WORK TO DO
Skip any picture you find and retype all the remaining lines exactly.

- - -

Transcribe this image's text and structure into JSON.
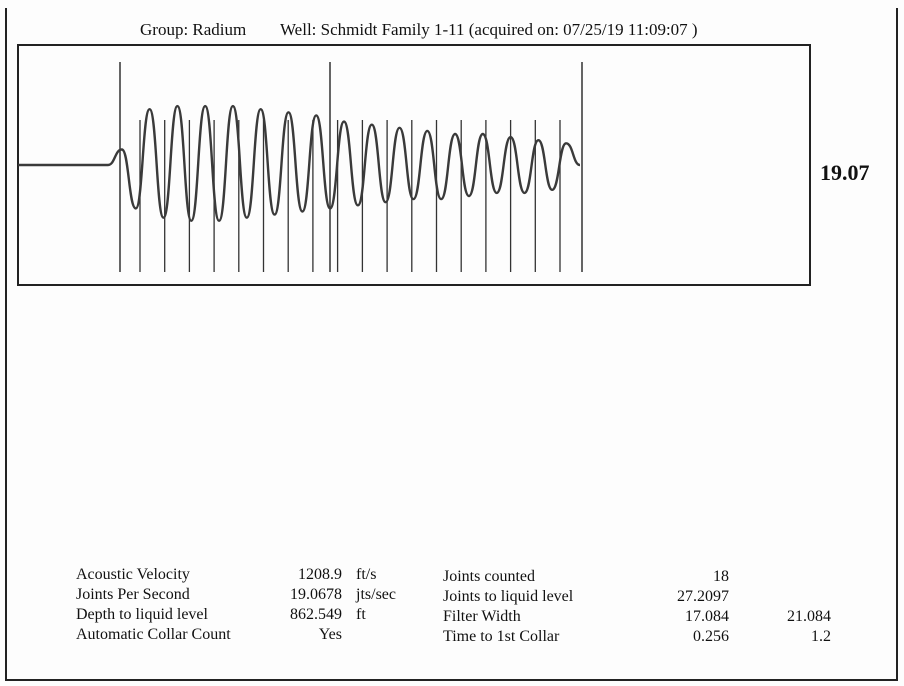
{
  "header": {
    "group": "Group: Radium",
    "well": "Well: Schmidt Family 1-11 (acquired on: 07/25/19 11:09:07 )"
  },
  "reading": "19.07",
  "stats_left": [
    {
      "label": "Acoustic Velocity",
      "value": "1208.9",
      "unit": "ft/s"
    },
    {
      "label": "Joints Per Second",
      "value": "19.0678",
      "unit": "jts/sec"
    },
    {
      "label": "Depth to liquid level",
      "value": "862.549",
      "unit": "ft"
    },
    {
      "label": "Automatic Collar Count",
      "value": "Yes",
      "unit": ""
    }
  ],
  "stats_right": [
    {
      "label": "Joints counted",
      "value": "18",
      "value2": ""
    },
    {
      "label": "Joints to liquid level",
      "value": "27.2097",
      "value2": ""
    },
    {
      "label": "Filter Width",
      "value": "17.084",
      "value2": "21.084"
    },
    {
      "label": "Time to 1st Collar",
      "value": "0.256",
      "value2": "1.2"
    }
  ],
  "chart_data": {
    "type": "line",
    "title": "",
    "xlabel": "",
    "ylabel": "",
    "grid": false,
    "series": [
      {
        "values": [
          0,
          0.25,
          -0.7,
          0.9,
          -0.85,
          0.95,
          -0.9,
          0.95,
          -0.9,
          0.95,
          -0.85,
          0.9,
          -0.8,
          0.85,
          -0.75,
          0.8,
          -0.7,
          0.7,
          -0.65,
          0.65,
          -0.6,
          0.6,
          -0.55,
          0.55,
          -0.55,
          0.5,
          -0.5,
          0.5,
          -0.45,
          0.45,
          -0.45,
          0.4,
          -0.4,
          0.35,
          0
        ]
      }
    ],
    "collar_markers_count": 18
  }
}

- - -

COMPLETE OUTPUT
Transcribe this image's text and structure into JSON.
{
  "header": {
    "group": "Group: Radium",
    "well": "Well: Schmidt Family 1-11 (acquired on: 07/25/19 11:09:07 )"
  },
  "reading": "19.07",
  "stats_left": [
    {
      "label": "Acoustic Velocity",
      "value": "1208.9",
      "unit": "ft/s"
    },
    {
      "label": "Joints Per Second",
      "value": "19.0678",
      "unit": "jts/sec"
    },
    {
      "label": "Depth to liquid level",
      "value": "862.549",
      "unit": "ft"
    },
    {
      "label": "Automatic Collar Count",
      "value": "Yes",
      "unit": ""
    }
  ],
  "stats_right": [
    {
      "label": "Joints counted",
      "value": "18",
      "value2": ""
    },
    {
      "label": "Joints to liquid level",
      "value": "27.2097",
      "value2": ""
    },
    {
      "label": "Filter Width",
      "value": "17.084",
      "value2": "21.084"
    },
    {
      "label": "Time to 1st Collar",
      "value": "0.256",
      "value2": "1.2"
    }
  ],
  "chart_data": {
    "type": "line",
    "title": "",
    "xlabel": "",
    "ylabel": "",
    "grid": false,
    "series": [
      {
        "values": [
          0,
          0.25,
          -0.7,
          0.9,
          -0.85,
          0.95,
          -0.9,
          0.95,
          -0.9,
          0.95,
          -0.85,
          0.9,
          -0.8,
          0.85,
          -0.75,
          0.8,
          -0.7,
          0.7,
          -0.65,
          0.65,
          -0.6,
          0.6,
          -0.55,
          0.55,
          -0.55,
          0.5,
          -0.5,
          0.5,
          -0.45,
          0.45,
          -0.45,
          0.4,
          -0.4,
          0.35,
          0
        ]
      }
    ],
    "collar_markers_count": 18
  }
}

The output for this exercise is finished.